在讲解Breadth-first search 算法之前,我们先简单介绍两种数据类型Graph
和Queue
。
Graph
image这就是一个图,它由两部分组成:
- 节点, 使用圆圈表示的部分
- 边, 使用线表示的地方,通常都是有方向的线
这种数据结构可以形象的表示一个网络
,而在实际解决问题的时候,我们除了找到类似网络
的模拟外,还需要考虑下边两点:
- 需要找到某条路径
- 需要找到到达某个节点的最短路径
而如何实现这个查找的过程就用到了算法。
在项目管理专业的工程方法中,存在一个有向连接图方法,根据这个图我们就可以划出邻接矩阵,然后再求出可达矩阵,缩减矩阵等等,说这些内容,是想表达在用代码模拟图的时候,可以使用矩阵的方式来描述,但本篇中采用的是另一种方式,我们使用数组保存某个节点的neighbor节点。
上边一段话会在下边的代码中进行展示:
Graph.swift
// MARK: - Edge
public class Edge: Equatable {
public var neighbor: Node
public init(neighbor: Node) {
self.neighbor = neighbor
}
}
public func == (lhs: Edge, rhs: Edge) -> Bool {
return lhs.neighbor == rhs.neighbor
}
// MARK: - Node
public class Node: CustomStringConvertible, Equatable {
public var neighbors: [Edge]
public private(set) var label: String
public var distance: Int?
public var visited: Bool
public init(label: String) {
self.label = label
neighbors = []
visited = false
}
public var description: String {
if let distance = distance {
return "Node(label: \(label), distance: \(distance))"
}
return "Node(label: \(label), distance: infinity)"

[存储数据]
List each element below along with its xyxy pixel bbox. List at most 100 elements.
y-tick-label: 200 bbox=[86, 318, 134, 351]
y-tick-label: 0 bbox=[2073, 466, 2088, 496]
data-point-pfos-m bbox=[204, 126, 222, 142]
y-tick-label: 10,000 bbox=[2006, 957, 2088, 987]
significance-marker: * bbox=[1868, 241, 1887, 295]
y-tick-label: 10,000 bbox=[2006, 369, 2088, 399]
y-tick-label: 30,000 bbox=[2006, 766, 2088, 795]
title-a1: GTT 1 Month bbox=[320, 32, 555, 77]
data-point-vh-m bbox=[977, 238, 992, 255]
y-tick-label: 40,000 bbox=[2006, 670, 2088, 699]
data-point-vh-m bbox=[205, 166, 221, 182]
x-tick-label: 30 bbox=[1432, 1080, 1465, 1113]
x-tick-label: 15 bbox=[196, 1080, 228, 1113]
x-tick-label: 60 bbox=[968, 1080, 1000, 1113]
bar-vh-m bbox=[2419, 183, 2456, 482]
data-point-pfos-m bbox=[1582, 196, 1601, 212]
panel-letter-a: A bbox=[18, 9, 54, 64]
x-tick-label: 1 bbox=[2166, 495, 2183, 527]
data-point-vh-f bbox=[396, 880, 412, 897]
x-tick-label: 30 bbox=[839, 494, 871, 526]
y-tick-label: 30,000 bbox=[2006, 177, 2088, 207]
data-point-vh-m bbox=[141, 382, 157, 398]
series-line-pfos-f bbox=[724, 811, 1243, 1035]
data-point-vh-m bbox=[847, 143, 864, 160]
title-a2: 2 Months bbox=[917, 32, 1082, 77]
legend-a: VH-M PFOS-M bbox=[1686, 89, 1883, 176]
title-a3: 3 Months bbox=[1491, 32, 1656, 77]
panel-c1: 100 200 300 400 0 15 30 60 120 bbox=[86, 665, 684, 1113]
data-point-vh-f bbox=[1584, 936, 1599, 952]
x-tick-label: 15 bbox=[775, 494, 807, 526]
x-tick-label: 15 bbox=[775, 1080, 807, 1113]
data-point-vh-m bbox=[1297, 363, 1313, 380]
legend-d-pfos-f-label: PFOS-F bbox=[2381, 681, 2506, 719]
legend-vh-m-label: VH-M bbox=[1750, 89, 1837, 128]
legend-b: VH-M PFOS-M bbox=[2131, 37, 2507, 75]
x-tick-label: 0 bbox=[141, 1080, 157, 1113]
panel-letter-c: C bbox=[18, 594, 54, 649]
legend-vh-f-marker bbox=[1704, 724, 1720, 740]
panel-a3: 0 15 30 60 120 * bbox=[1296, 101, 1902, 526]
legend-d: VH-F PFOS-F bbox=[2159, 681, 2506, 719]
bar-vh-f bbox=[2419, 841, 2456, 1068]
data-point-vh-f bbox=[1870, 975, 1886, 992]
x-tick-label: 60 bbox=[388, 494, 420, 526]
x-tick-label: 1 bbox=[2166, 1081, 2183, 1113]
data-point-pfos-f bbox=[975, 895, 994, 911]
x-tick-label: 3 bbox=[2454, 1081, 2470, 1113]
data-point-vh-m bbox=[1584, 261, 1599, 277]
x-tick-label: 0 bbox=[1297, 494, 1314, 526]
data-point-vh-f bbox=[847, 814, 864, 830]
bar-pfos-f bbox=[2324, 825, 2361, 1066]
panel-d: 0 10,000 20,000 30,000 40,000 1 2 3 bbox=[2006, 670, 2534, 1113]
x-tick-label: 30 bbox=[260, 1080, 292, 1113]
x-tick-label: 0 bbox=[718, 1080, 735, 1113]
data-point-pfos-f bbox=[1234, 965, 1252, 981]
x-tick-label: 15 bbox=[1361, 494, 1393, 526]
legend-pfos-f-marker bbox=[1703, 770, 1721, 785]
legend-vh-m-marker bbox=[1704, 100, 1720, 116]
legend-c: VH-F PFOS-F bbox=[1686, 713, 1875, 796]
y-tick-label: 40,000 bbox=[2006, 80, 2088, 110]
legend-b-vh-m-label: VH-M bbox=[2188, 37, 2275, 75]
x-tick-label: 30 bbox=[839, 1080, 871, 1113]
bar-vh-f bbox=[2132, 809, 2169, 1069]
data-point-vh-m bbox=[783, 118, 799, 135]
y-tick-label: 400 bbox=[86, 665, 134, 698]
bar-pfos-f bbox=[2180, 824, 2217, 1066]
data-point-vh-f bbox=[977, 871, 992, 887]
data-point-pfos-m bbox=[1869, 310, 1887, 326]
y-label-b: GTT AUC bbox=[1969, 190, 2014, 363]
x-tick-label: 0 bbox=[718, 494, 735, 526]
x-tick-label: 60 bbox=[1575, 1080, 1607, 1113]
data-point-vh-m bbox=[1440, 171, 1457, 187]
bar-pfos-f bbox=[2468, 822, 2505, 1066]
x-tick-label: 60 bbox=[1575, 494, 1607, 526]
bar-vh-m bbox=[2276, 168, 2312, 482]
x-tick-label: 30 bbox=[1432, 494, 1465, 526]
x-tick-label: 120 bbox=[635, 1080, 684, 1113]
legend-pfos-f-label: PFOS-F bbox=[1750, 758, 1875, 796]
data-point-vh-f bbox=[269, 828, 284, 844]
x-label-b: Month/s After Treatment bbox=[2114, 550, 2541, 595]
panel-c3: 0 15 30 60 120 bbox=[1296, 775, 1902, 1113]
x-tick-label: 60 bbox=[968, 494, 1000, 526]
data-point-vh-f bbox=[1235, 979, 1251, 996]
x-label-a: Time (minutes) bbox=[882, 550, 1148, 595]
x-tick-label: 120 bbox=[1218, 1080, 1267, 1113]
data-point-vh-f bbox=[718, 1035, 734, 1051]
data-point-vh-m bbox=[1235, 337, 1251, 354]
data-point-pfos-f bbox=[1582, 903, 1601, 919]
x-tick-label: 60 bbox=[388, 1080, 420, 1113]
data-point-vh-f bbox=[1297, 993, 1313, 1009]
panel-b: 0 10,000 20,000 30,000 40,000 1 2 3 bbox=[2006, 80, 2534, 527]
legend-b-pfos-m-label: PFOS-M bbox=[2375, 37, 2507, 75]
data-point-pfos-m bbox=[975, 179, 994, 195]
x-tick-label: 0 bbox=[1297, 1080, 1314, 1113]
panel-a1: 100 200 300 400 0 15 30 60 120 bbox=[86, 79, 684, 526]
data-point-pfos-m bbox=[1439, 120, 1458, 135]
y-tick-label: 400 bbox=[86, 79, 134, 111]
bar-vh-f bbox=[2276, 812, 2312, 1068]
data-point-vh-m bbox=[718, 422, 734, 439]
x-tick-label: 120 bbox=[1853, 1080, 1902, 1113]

▸ **简短任务**: 逐字复述上方讲解图与广度优先搜索的文档片段，从头至尾完整写出，不得改动任何字符。

▸ **书面回答**:
在讲解Breadth-first search 算法之前,我们先简单介绍两种数据类型Graph
和Queue
。
Graph
image这就是一个图,它由两部分组成:
- 节点, 使用圆圈表示的部分
- 边, 使用线表示的地方,通常都是有方向的线
这种数据结构可以形象的表示一个网络
,而在实际解决问题的时候,我们除了找到类似网络
的模拟外,还需要考虑下边两点:
- 需要找到某条路径
- 需要找到到达某个节点的最短路径
而如何实现这个查找的过程就用到了算法。
在项目管理专业的工程方法中,存在一个有向连接图方法,根据这个图我们就可以划出邻接矩阵,然后再求出可达矩阵,缩减矩阵等等,说这些内容,是想表达在用代码模拟图的时候,可以使用矩阵的方式来描述,但本篇中采用的是另一种方式,我们使用数组保存某个节点的neighbor节点。
上边一段话会在下边的代码中进行展示:
Graph.swift
// MARK: - Edge
public class Edge: Equatable {
public var neighbor: Node
public init(neighbor: Node) {
self.neighbor = neighbor
}
}
public func == (lhs: Edge, rhs: Edge) -> Bool {
return lhs.neighbor == rhs.neighbor
}
// MARK: - Node
public class Node: CustomStringConvertible, Equatable {
public var neighbors: [Edge]
public private(set) var label: String
public var distance: Int?
public var visited: Bool
public init(label: String) {
self.label = label
neighbors = []
visited = false
}
public var description: String {
if let distance = distance {
return "Node(label: \(label), distance: \(distance))"
}
return "Node(label: \(label), distance: infinity)"